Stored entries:
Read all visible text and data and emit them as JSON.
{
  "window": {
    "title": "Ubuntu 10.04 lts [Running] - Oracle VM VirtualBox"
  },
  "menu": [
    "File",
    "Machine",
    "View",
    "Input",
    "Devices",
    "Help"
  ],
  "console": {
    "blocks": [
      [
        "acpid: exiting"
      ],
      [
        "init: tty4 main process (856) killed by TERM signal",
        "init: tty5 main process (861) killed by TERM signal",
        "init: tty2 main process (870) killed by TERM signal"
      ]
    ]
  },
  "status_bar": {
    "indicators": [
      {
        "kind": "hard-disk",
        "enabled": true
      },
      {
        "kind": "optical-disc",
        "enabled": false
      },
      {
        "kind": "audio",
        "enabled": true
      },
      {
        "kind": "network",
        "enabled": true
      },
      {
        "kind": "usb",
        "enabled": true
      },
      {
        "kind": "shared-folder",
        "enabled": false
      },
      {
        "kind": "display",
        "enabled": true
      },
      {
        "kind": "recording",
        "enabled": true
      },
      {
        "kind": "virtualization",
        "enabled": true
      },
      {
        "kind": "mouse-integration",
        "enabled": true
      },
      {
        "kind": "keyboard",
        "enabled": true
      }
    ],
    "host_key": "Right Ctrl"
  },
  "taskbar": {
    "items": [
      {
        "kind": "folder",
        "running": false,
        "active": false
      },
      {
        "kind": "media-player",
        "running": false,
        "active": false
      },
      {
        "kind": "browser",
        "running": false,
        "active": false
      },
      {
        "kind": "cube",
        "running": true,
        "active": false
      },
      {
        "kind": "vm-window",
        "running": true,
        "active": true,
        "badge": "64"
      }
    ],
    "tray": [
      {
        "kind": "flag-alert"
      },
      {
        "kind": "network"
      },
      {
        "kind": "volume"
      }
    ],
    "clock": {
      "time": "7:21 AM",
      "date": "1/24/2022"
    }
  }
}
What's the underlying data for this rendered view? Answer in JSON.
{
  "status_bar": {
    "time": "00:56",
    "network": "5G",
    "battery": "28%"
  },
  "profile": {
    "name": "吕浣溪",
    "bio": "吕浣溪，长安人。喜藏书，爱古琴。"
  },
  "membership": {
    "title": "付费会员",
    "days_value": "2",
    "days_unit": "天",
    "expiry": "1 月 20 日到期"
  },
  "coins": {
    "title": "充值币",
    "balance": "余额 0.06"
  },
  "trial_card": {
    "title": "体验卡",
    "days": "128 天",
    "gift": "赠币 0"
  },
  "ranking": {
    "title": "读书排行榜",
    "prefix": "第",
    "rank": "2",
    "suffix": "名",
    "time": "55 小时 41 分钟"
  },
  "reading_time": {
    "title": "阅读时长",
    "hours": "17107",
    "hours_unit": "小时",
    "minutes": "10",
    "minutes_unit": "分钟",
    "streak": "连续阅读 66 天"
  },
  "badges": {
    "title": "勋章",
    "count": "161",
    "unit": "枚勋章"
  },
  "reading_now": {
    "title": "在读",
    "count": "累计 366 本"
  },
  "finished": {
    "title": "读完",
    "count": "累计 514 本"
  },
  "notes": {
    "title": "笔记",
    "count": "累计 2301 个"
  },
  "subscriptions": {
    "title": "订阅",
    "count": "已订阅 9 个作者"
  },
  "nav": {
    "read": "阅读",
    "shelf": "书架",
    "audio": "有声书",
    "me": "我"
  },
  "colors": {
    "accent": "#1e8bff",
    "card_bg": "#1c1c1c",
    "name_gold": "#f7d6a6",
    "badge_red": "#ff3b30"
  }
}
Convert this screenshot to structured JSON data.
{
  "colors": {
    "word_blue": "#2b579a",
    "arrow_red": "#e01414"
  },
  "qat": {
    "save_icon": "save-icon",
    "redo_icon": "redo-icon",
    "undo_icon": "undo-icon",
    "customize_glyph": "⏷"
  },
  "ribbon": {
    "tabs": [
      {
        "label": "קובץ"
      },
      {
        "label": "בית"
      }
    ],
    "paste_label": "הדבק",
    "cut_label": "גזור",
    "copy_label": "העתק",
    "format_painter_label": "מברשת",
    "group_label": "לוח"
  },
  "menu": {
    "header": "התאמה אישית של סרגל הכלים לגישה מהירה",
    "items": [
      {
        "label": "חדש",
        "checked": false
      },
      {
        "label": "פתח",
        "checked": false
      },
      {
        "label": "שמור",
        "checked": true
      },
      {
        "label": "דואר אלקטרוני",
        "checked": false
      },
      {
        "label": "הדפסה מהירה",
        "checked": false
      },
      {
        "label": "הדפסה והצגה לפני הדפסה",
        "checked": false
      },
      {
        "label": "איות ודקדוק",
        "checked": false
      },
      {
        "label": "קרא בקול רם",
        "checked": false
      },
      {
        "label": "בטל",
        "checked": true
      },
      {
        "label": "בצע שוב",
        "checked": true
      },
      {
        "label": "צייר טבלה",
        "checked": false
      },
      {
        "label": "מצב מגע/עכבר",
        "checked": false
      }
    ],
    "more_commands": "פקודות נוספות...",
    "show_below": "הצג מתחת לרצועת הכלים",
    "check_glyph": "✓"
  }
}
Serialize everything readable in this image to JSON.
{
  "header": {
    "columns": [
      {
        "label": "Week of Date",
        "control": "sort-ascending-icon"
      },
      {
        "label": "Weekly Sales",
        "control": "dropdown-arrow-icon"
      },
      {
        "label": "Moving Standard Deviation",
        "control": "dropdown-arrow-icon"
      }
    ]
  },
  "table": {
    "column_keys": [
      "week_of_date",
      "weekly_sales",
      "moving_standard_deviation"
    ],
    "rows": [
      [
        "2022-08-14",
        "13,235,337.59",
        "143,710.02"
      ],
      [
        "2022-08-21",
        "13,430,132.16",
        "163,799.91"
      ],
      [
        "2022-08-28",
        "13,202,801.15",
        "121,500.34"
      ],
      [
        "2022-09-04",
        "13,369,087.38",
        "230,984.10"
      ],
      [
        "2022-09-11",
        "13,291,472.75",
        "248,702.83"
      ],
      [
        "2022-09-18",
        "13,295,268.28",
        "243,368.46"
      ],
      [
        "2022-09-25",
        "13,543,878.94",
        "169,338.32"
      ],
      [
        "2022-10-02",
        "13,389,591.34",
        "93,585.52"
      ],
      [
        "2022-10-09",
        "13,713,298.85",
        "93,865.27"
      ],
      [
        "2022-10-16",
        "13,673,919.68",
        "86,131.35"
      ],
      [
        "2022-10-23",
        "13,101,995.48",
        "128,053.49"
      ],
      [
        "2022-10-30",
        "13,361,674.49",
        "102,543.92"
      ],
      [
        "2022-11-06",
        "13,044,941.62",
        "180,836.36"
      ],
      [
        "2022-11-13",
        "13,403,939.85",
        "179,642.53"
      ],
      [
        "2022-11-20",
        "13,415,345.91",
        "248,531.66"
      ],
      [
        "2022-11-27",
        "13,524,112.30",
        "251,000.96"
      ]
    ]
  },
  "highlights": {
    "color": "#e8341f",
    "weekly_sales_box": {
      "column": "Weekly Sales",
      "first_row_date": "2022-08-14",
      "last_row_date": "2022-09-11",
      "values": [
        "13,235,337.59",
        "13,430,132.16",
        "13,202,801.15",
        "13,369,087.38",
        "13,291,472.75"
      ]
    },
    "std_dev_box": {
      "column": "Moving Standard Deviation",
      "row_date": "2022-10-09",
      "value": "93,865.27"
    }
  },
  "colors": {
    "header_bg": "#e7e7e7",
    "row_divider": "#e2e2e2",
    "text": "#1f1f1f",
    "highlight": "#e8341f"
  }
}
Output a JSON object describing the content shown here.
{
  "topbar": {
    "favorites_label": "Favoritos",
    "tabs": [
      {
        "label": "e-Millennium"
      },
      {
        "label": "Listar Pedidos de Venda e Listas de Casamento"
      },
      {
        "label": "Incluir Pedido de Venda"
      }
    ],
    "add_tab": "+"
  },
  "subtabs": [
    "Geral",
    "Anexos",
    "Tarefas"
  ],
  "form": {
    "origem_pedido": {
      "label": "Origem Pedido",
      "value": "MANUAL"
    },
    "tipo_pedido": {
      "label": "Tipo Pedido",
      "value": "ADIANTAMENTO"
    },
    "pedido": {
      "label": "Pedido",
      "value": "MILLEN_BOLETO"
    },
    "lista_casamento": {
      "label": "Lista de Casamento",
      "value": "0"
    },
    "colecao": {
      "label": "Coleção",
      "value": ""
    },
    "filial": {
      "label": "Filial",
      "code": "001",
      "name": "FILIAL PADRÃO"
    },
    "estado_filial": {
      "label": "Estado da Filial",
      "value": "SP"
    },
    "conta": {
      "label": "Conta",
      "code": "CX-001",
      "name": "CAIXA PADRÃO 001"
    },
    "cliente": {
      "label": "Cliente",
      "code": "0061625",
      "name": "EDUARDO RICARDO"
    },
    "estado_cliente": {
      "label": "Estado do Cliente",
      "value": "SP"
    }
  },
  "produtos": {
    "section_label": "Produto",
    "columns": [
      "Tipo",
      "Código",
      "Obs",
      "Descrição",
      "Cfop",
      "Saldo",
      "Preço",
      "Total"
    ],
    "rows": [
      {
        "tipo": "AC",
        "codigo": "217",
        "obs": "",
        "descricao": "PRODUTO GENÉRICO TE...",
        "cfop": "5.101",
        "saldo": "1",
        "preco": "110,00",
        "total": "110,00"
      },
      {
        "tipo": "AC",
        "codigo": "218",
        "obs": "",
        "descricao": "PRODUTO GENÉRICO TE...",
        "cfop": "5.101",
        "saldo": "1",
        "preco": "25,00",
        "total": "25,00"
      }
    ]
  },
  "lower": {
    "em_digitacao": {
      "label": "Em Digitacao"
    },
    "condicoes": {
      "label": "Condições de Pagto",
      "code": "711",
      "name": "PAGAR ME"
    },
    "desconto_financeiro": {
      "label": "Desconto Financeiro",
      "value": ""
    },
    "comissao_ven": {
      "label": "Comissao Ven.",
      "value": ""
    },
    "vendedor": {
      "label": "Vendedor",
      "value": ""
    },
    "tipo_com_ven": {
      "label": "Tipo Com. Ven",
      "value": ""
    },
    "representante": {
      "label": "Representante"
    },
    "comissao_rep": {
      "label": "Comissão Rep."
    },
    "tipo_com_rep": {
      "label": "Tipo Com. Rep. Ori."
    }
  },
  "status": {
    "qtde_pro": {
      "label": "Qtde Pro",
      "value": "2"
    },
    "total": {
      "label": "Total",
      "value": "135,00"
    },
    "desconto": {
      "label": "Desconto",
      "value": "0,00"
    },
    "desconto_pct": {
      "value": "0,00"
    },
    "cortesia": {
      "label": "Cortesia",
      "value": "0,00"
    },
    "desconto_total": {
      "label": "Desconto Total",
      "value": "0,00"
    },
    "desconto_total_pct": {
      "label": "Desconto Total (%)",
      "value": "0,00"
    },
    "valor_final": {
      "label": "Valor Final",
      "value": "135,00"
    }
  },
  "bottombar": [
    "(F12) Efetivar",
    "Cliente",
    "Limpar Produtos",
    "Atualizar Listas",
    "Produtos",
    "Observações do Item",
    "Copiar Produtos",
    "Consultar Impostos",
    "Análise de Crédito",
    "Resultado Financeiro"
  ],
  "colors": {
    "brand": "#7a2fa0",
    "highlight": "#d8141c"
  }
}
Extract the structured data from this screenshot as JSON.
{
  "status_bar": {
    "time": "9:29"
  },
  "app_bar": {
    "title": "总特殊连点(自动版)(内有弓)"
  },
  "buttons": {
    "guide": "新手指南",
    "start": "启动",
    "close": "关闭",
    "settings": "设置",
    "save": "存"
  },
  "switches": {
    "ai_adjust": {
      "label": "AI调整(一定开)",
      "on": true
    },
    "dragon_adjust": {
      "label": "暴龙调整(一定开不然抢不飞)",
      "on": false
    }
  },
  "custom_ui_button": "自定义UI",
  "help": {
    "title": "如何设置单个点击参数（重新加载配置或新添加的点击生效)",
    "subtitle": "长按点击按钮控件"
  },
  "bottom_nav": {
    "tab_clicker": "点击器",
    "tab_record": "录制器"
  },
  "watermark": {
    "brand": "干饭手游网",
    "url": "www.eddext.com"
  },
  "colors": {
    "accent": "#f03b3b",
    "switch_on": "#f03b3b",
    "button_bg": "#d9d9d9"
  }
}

**Aim of the exercise:** Find the word "main" in the entries, and copy every line it shows up in.

**Reply to the task:**
        "init: tty4 main process (856) killed by TERM signal",
        "init: tty5 main process (861) killed by TERM signal",
        "init: tty2 main process (870) killed by TERM signal"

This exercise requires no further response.